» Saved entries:

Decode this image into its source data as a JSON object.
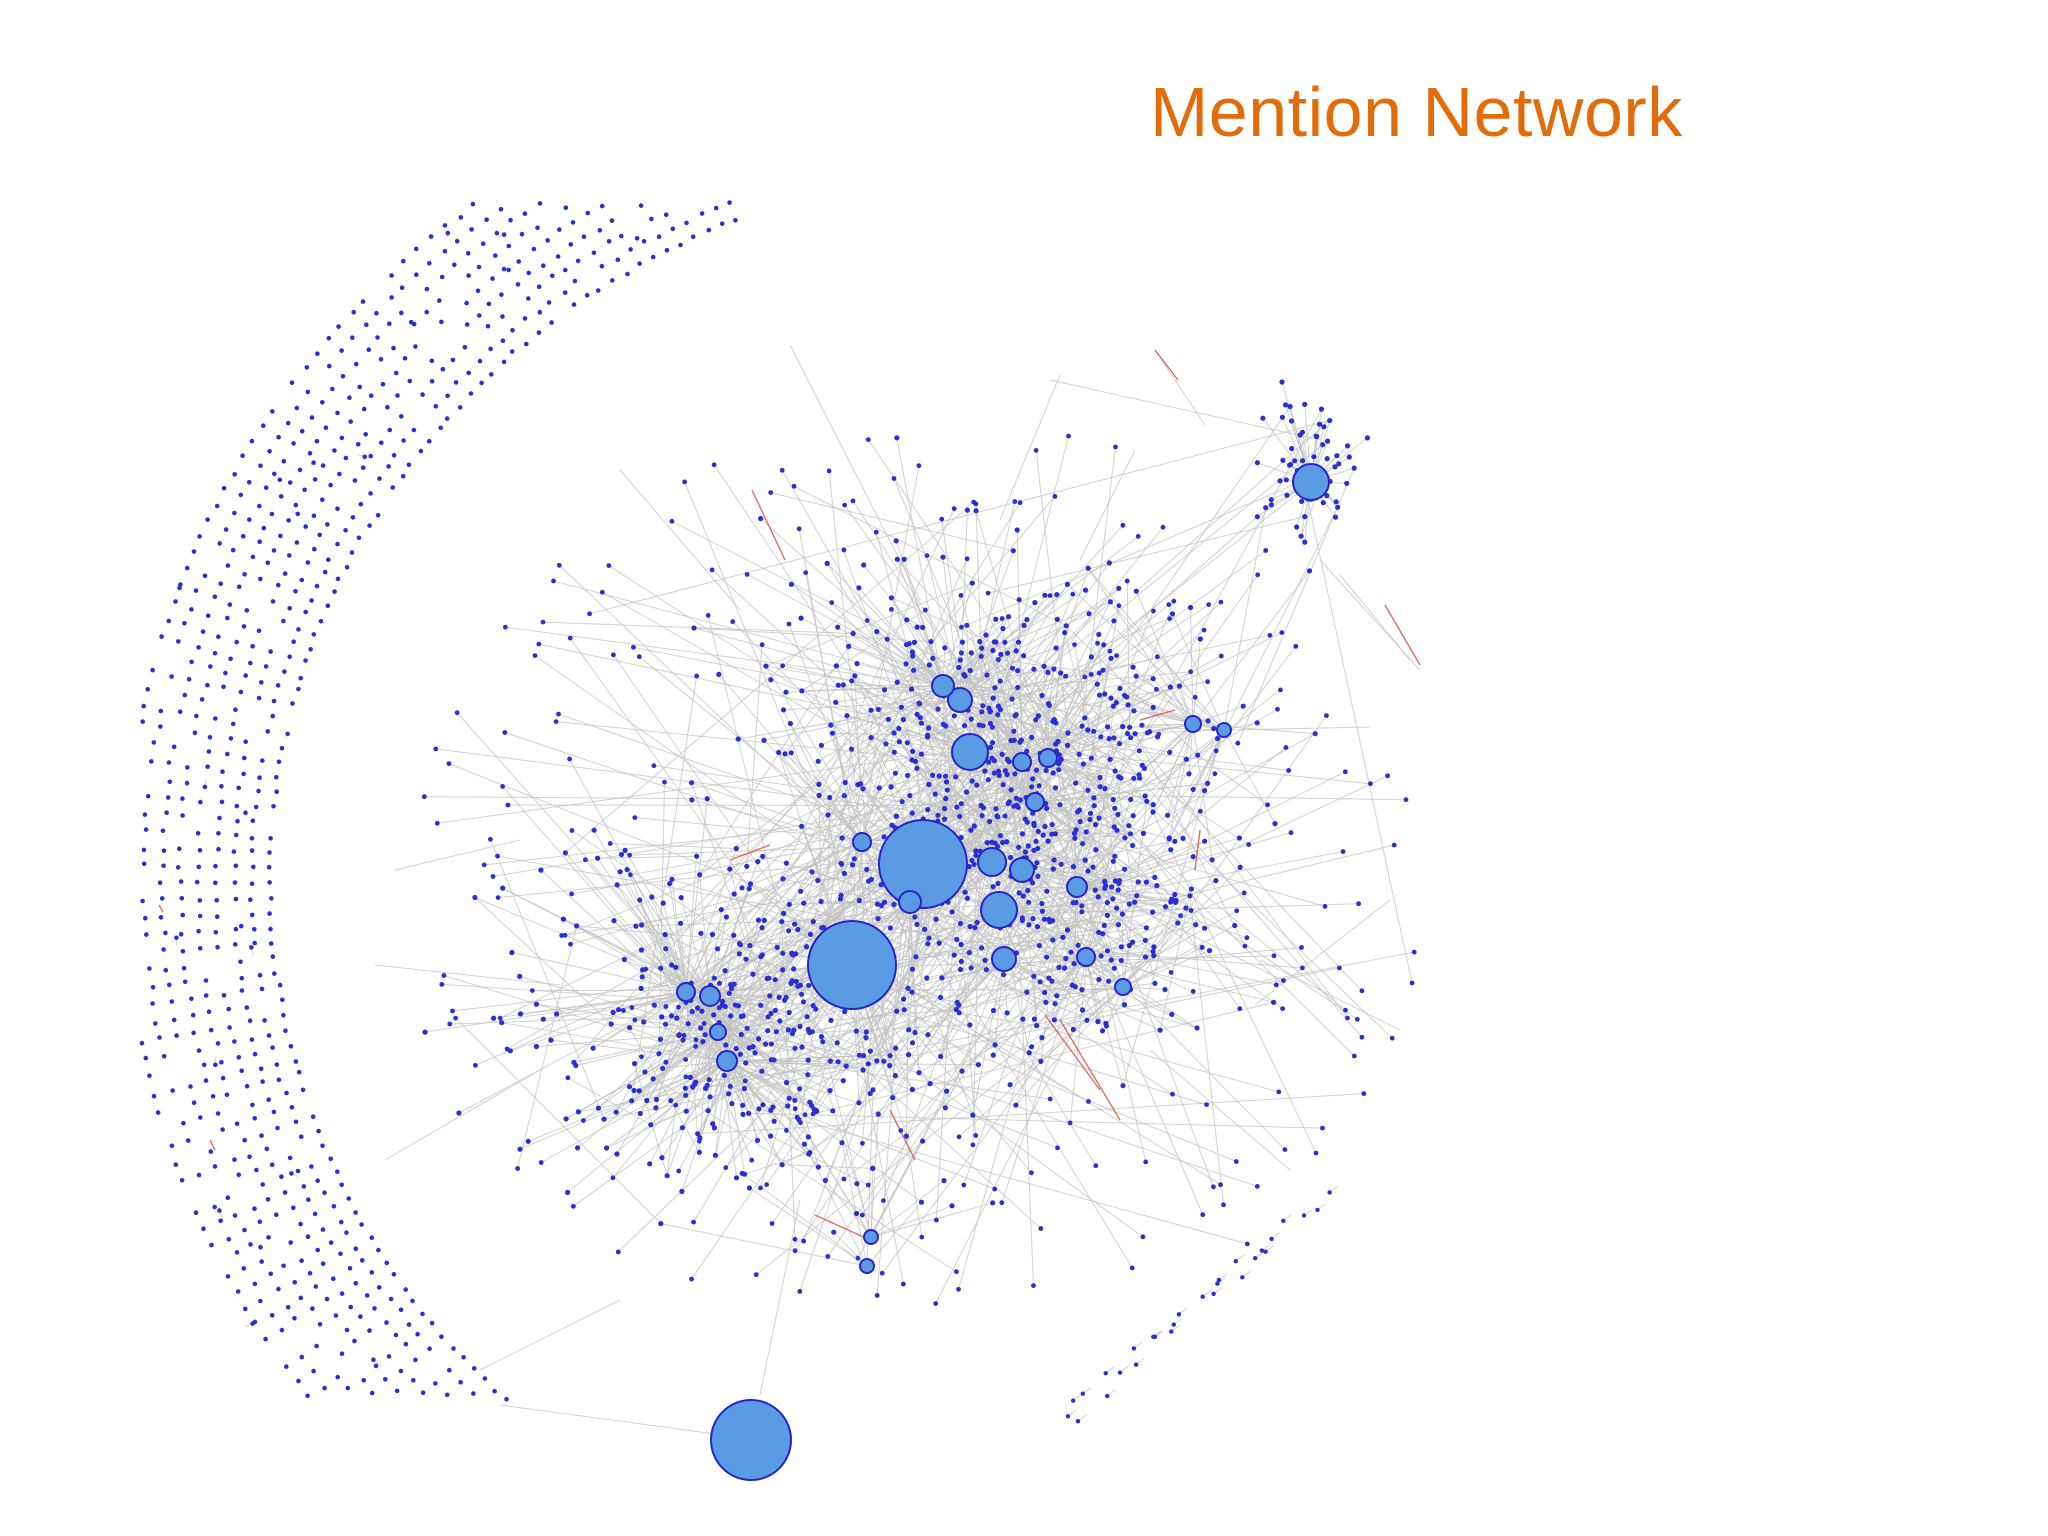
{
  "slide": {
    "title": "Mention Network",
    "title_color": "#e36c0a"
  },
  "network": {
    "edge_color": "#c2c2c2",
    "highlight_edge_color": "#d9534f",
    "node_color": "#2a2fd4",
    "hub_fill_color": "#5b9be3",
    "hub_stroke_color": "#2525c8"
  }
}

» What you need to do:
Would you mind returning each entry above word for word, skipping the images?

» Output for this exercise:
Decode this image into its source data as a JSON object.
{
  "slide": {
    "title": "Mention Network",
    "title_color": "#e36c0a"
  },
  "network": {
    "edge_color": "#c2c2c2",
    "highlight_edge_color": "#d9534f",
    "node_color": "#2a2fd4",
    "hub_fill_color": "#5b9be3",
    "hub_stroke_color": "#2525c8"
  }
}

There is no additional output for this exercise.